§ **Dataset rows**
________________________________________

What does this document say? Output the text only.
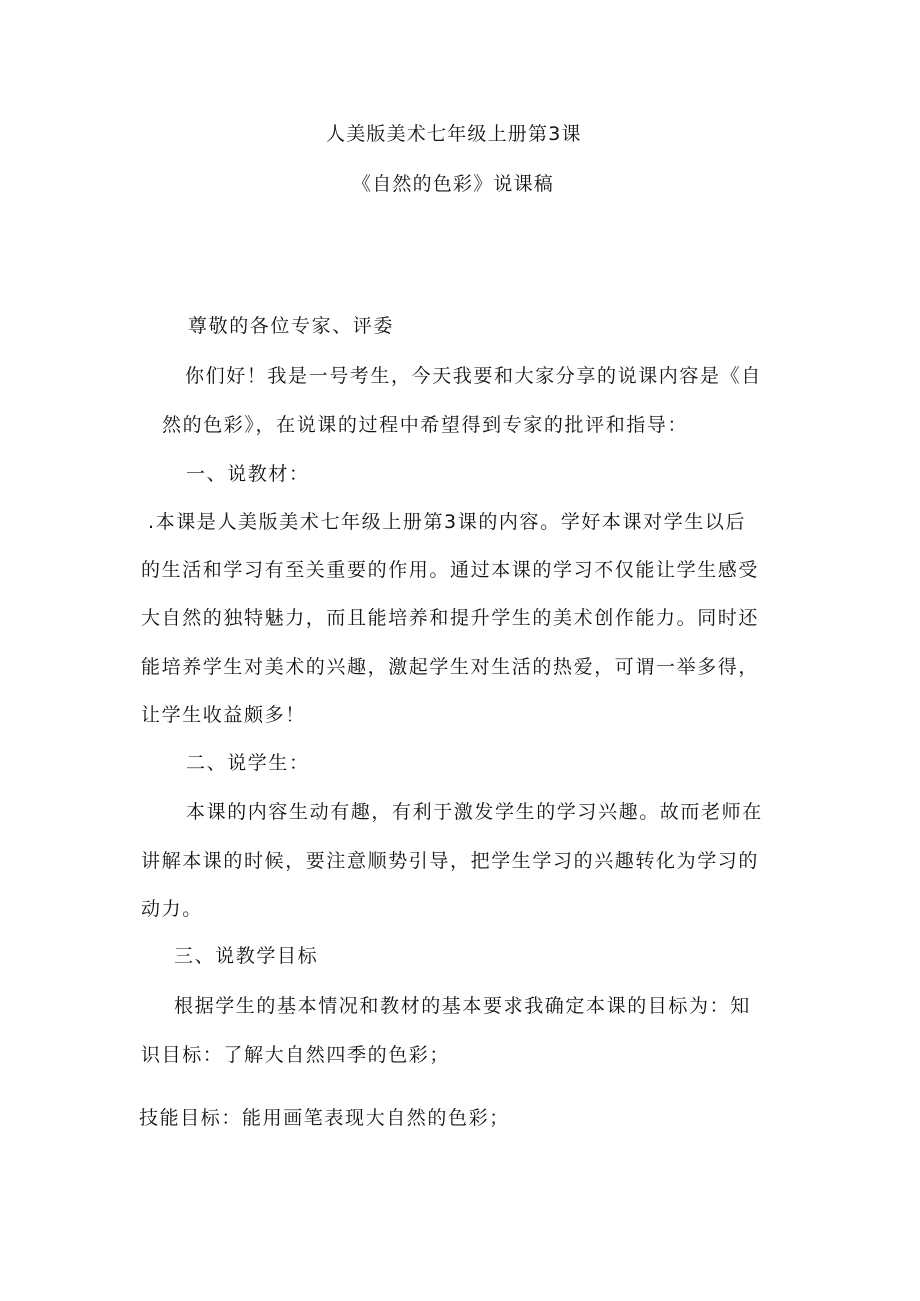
人美版美术七年级上册第3课
《自然的色彩》说课稿
尊敬的各位专家、评委
你们好！我是一号考生，今天我要和大家分享的说课内容是《自
然的色彩》，在说课的过程中希望得到专家的批评和指导：
一、说教材：
.本课是人美版美术七年级上册第3课的内容。学好本课对学生以后
的生活和学习有至关重要的作用。通过本课的学习不仅能让学生感受
大自然的独特魅力，而且能培养和提升学生的美术创作能力。同时还
能培养学生对美术的兴趣，激起学生对生活的热爱，可谓一举多得，
让学生收益颇多！
二、说学生：
本课的内容生动有趣，有利于激发学生的学习兴趣。故而老师在
讲解本课的时候，要注意顺势引导，把学生学习的兴趣转化为学习的
动力。
三、说教学目标
根据学生的基本情况和教材的基本要求我确定本课的目标为：知
识目标：了解大自然四季的色彩；
技能目标：能用画笔表现大自然的色彩；
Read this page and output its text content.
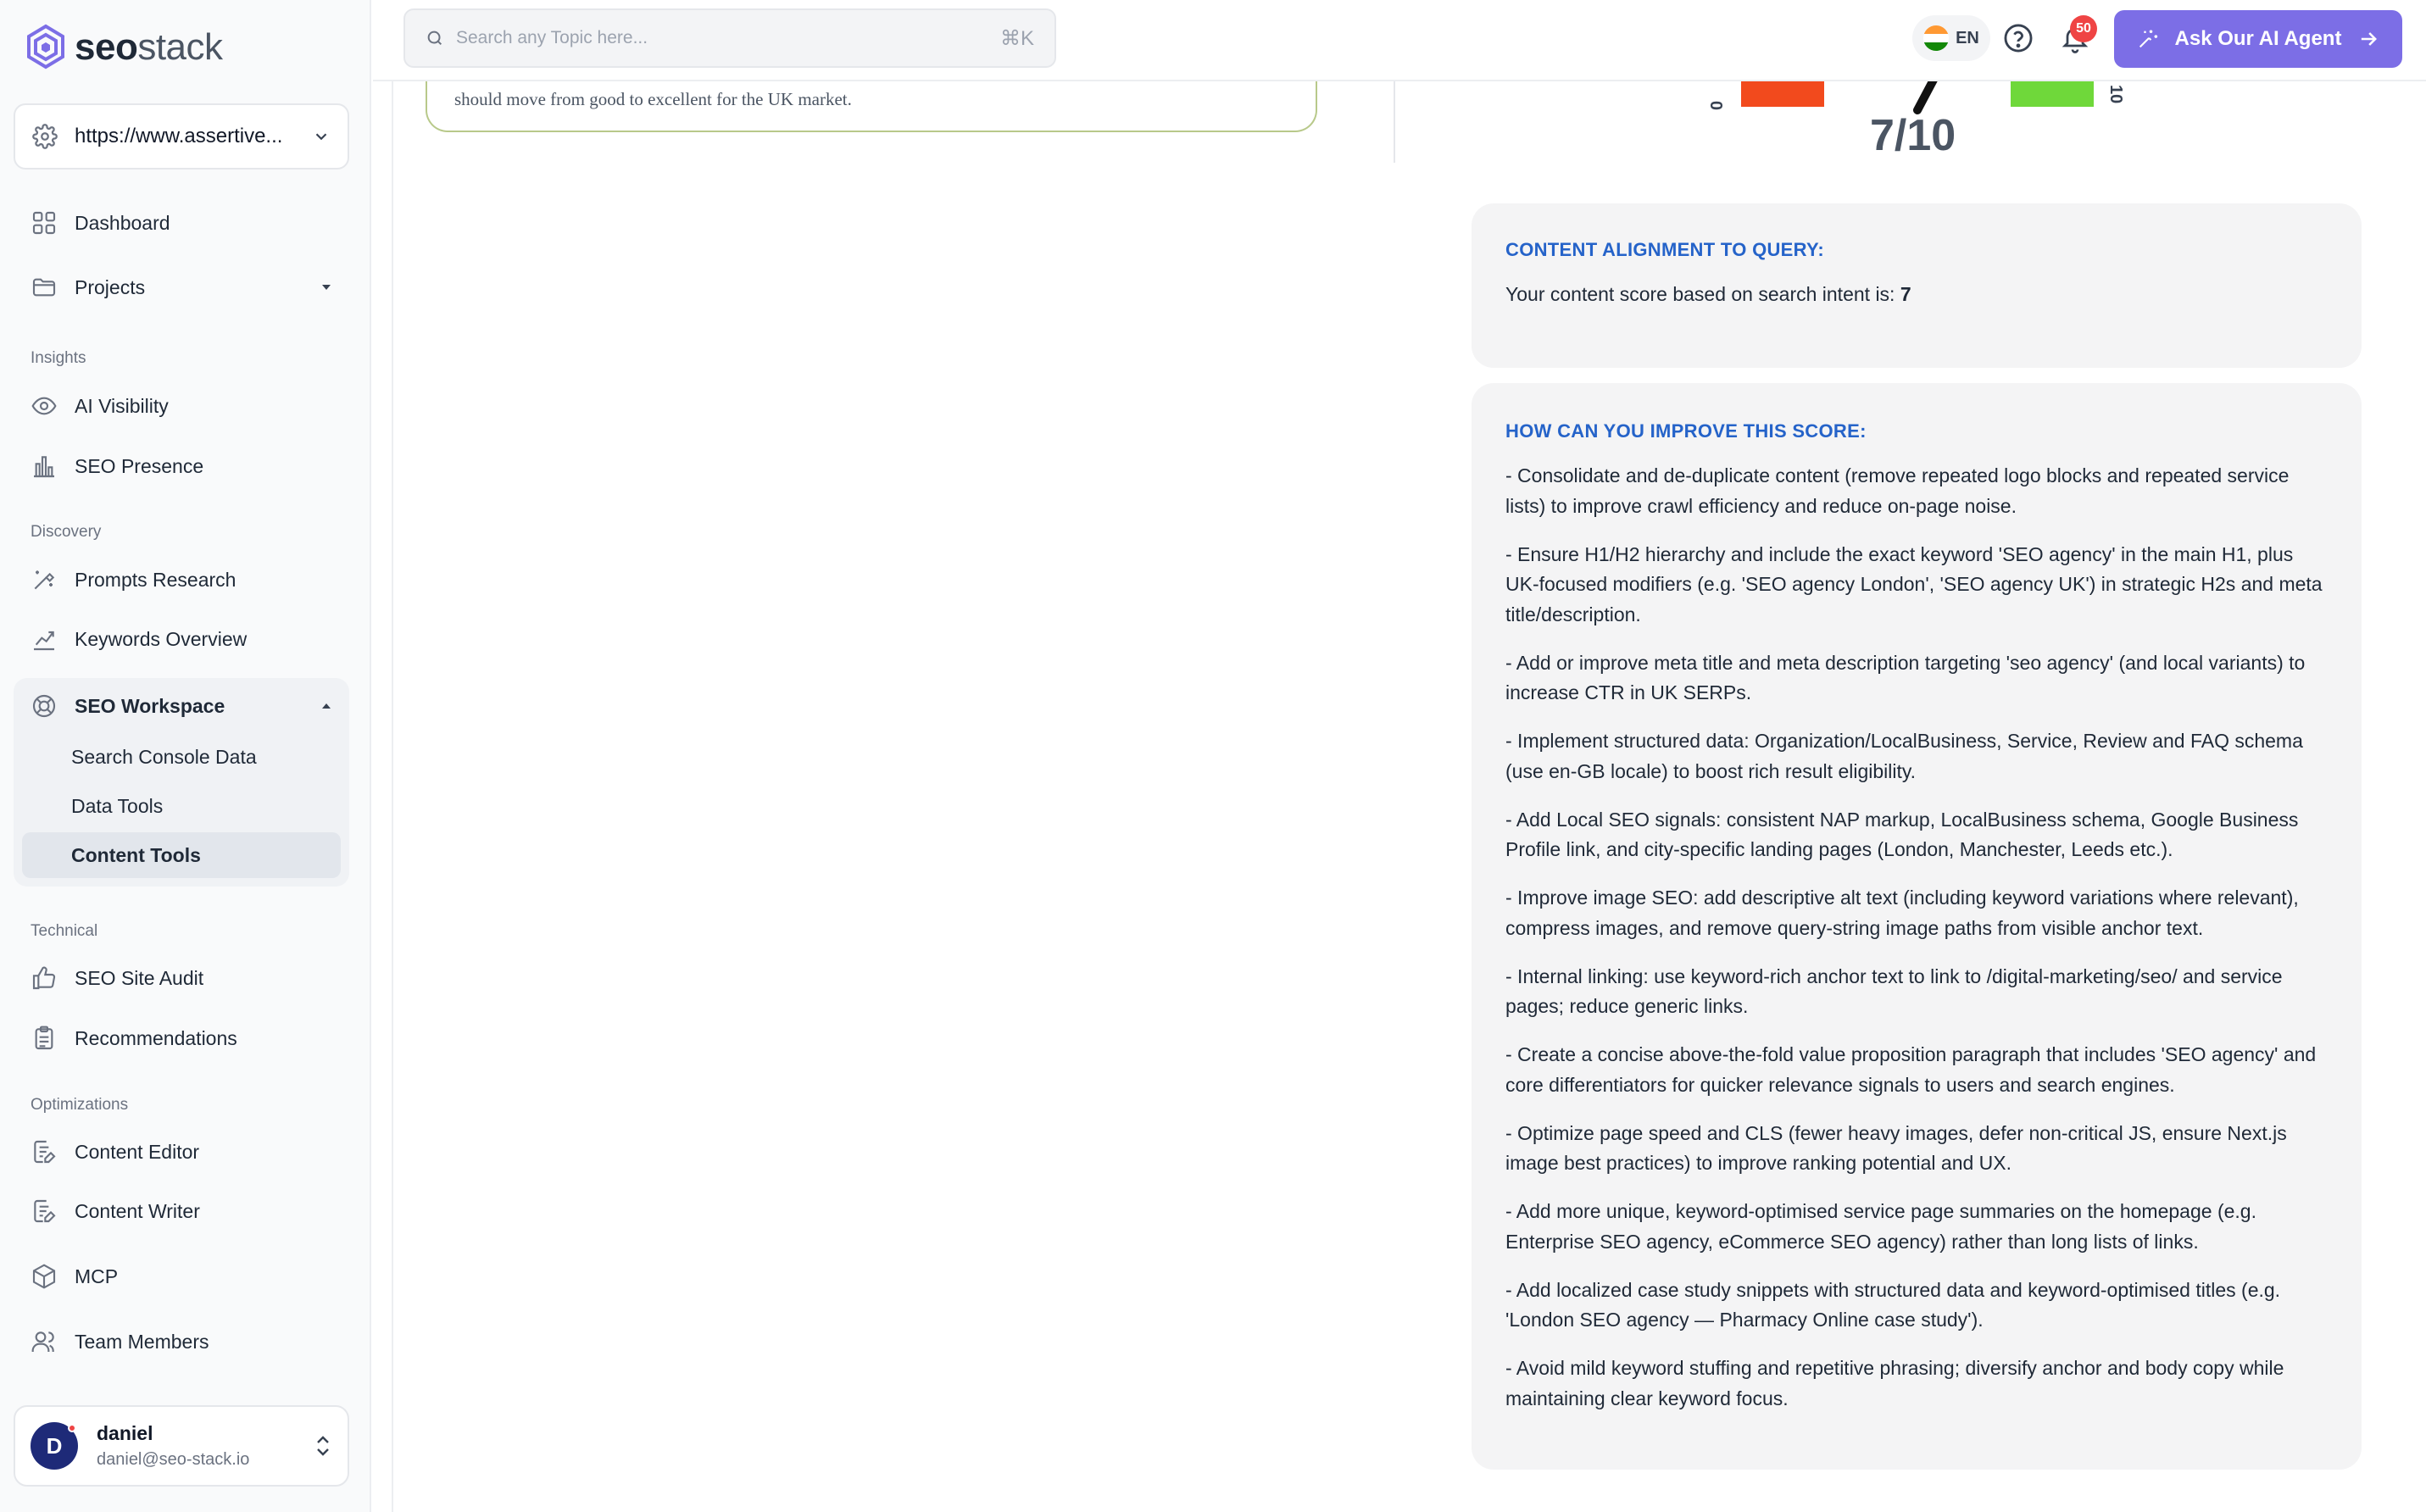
seostack
https://www.assertive...
Dashboard
Projects
Insights
AI Visibility
SEO Presence
Discovery
Prompts Research
Keywords Overview
SEO Workspace
Search Console Data
Data Tools
Content Tools
Technical
SEO Site Audit
Recommendations
Optimizations
Content Editor
Content Writer
MCP
Team Members
D daniel
daniel@seo-stack.io
Search any Topic here...
⌘K	EN	50	Ask Our AI Agent
should move from good to excellent for the UK market.	0
10
7/10
CONTENT ALIGNMENT TO QUERY:
Your content score based on search intent is: 7
HOW CAN YOU IMPROVE THIS SCORE:

- Consolidate and de-duplicate content (remove repeated logo blocks and repeated service lists) to improve crawl efficiency and reduce on-page noise.

- Ensure H1/H2 hierarchy and include the exact keyword 'SEO agency' in the main H1, plus UK-focused modifiers (e.g. 'SEO agency London', 'SEO agency UK') in strategic H2s and meta title/description.

- Add or improve meta title and meta description targeting 'seo agency' (and local variants) to increase CTR in UK SERPs.

- Implement structured data: Organization/LocalBusiness, Service, Review and FAQ schema (use en-GB locale) to boost rich result eligibility.

- Add Local SEO signals: consistent NAP markup, LocalBusiness schema, Google Business Profile link, and city-specific landing pages (London, Manchester, Leeds etc.).

- Improve image SEO: add descriptive alt text (including keyword variations where relevant), compress images, and remove query-string image paths from visible anchor text.

- Internal linking: use keyword-rich anchor text to link to /digital-marketing/seo/ and service pages; reduce generic links.

- Create a concise above-the-fold value proposition paragraph that includes 'SEO agency' and core differentiators for quicker relevance signals to users and search engines.

- Optimize page speed and CLS (fewer heavy images, defer non-critical JS, ensure Next.js image best practices) to improve ranking potential and UX.

- Add more unique, keyword-optimised service page summaries on the homepage (e.g. Enterprise SEO agency, eCommerce SEO agency) rather than long lists of links.

- Add localized case study snippets with structured data and keyword-optimised titles (e.g. 'London SEO agency — Pharmacy Online case study').

- Avoid mild keyword stuffing and repetitive phrasing; diversify anchor and body copy while maintaining clear keyword focus.
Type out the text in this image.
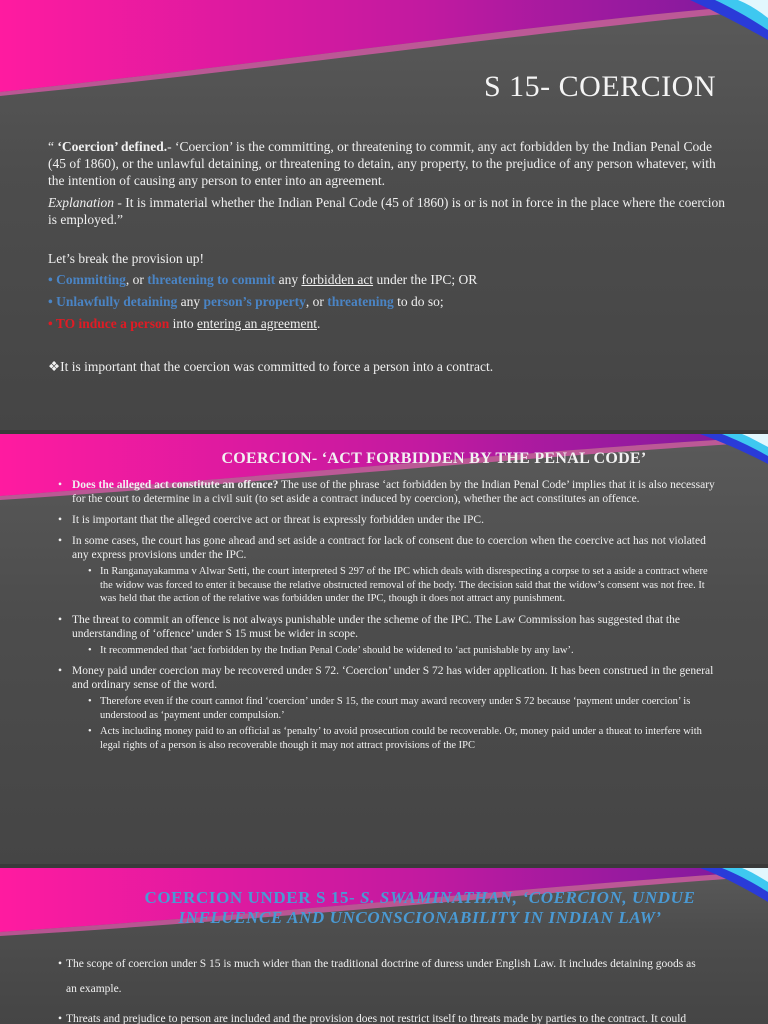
S 15- COERCION

“ ‘Coercion’ defined.- ‘Coercion’ is the committing, or threatening to commit, any act forbidden by the Indian Penal Code (45 of 1860), or the unlawful detaining, or threatening to detain, any property, to the prejudice of any person whatever, with the intention of causing any person to enter into an agreement.

Explanation - It is immaterial whether the Indian Penal Code (45 of 1860) is or is not in force in the place where the coercion is employed.”

Let’s break the provision up!

• Committing, or threatening to commit any forbidden act under the IPC; OR

• Unlawfully detaining any person’s property, or threatening to do so;

• TO induce a person into entering an agreement.

❖It is important that the coercion was committed to force a person into a contract.

COERCION- ‘ACT FORBIDDEN BY THE PENAL CODE’
• Does the alleged act constitute an offence? The use of the phrase ‘act forbidden by the Indian Penal Code’ implies that it is also necessary for the court to determine in a civil suit (to set aside a contract induced by coercion), whether the act constitutes an offence.
• It is important that the alleged coercive act or threat is expressly forbidden under the IPC.
• In some cases, the court has gone ahead and set aside a contract for lack of consent due to coercion when the coercive act has not violated any express provisions under the IPC.
• In Ranganayakamma v Alwar Setti, the court interpreted S 297 of the IPC which deals with disrespecting a corpse to set a aside a contract where the widow was forced to enter it because the relative obstructed removal of the body. The decision said that the widow’s consent was not free. It was held that the action of the relative was forbidden under the IPC, though it does not attract any punishment.
• The threat to commit an offence is not always punishable under the scheme of the IPC. The Law Commission has suggested that the understanding of ‘offence’ under S 15 must be wider in scope.
• It recommended that ‘act forbidden by the Indian Penal Code’ should be widened to ‘act punishable by any law’.
• Money paid under coercion may be recovered under S 72. ‘Coercion’ under S 72 has wider application. It has been construed in the general and ordinary sense of the word.
• Therefore even if the court cannot find ‘coercion’ under S 15, the court may award recovery under S 72 because ‘payment under coercion’ is understood as ‘payment under compulsion.’
• Acts including money paid to an official as ‘penalty’ to avoid prosecution could be recoverable. Or, money paid under a thueat to interfere with legal rights of a person is also recoverable though it may not attract provisions of the IPC
COERCION UNDER S 15- S. SWAMINATHAN, ‘COERCION, UNDUE INFLUENCE AND UNCONSCIONABILITY IN INDIAN LAW’
• The scope of coercion under S 15 is much wider than the traditional doctrine of duress under English Law. It includes detaining goods as an example.
• Threats and prejudice to person are included and the provision does not restrict itself to threats made by parties to the contract. It could
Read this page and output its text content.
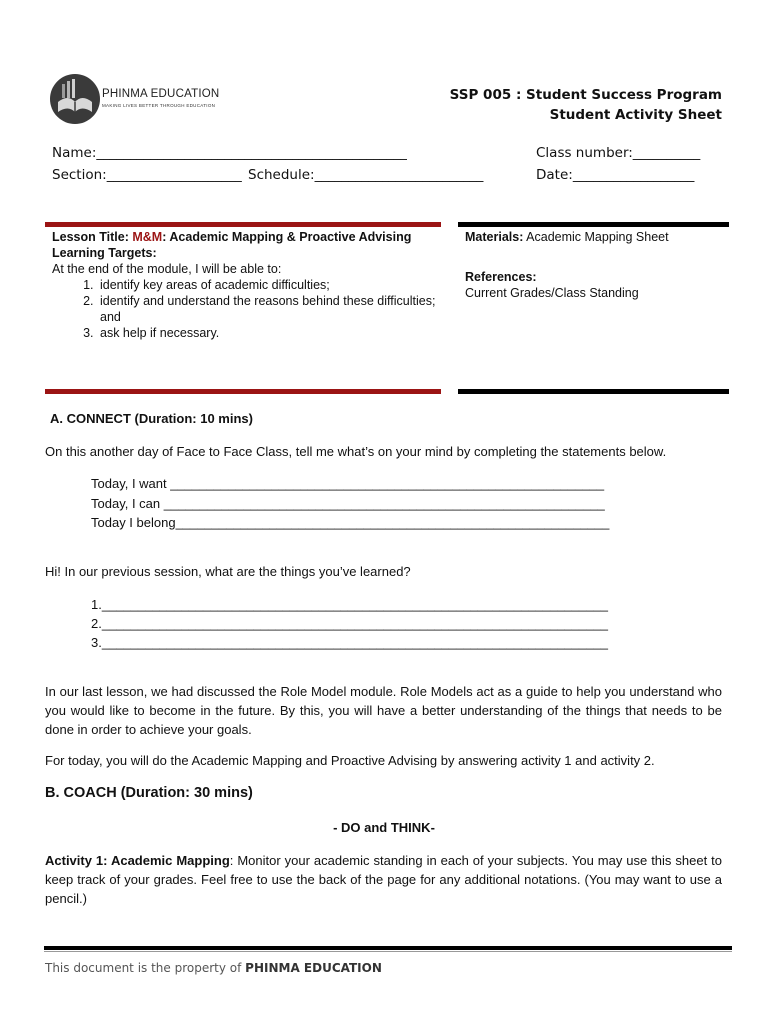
PHINMA EDUCATION
MAKING LIVES BETTER THROUGH EDUCATION
SSP 005 : Student Success Program
Student Activity Sheet
Name:______________________________________________	Class number:__________
Section:____________________ Schedule:_________________________	Date:__________________
Lesson Title: M&M: Academic Mapping & Proactive Advising
Learning Targets:
At the end of the module, I will be able to:
1. identify key areas of academic difficulties;
2. identify and understand the reasons behind these difficulties; and
3. ask help if necessary.
Materials: Academic Mapping Sheet
References:
Current Grades/Class Standing
A. CONNECT (Duration: 10 mins)
On this another day of Face to Face Class, tell me what’s on your mind by completing the statements below.
Today, I want ____________________________________________________________
Today, I can _____________________________________________________________
Today I belong____________________________________________________________
Hi! In our previous session, what are the things you’ve learned?
1.______________________________________________________________________
2.______________________________________________________________________
3.______________________________________________________________________
In our last lesson, we had discussed the Role Model module. Role Models act as a guide to help you understand who you would like to become in the future. By this, you will have a better understanding of the things that needs to be done in order to achieve your goals.
For today, you will do the Academic Mapping and Proactive Advising by answering activity 1 and activity 2.
B. COACH (Duration: 30 mins)
- DO and THINK-
Activity 1: Academic Mapping: Monitor your academic standing in each of your subjects. You may use this sheet to keep track of your grades. Feel free to use the back of the page for any additional notations. (You may want to use a pencil.)
This document is the property of PHINMA EDUCATION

________________________________________

§ **Brief**
Exactly how many lines contain "module"? State the number and nothing else.

§ **Output below**
2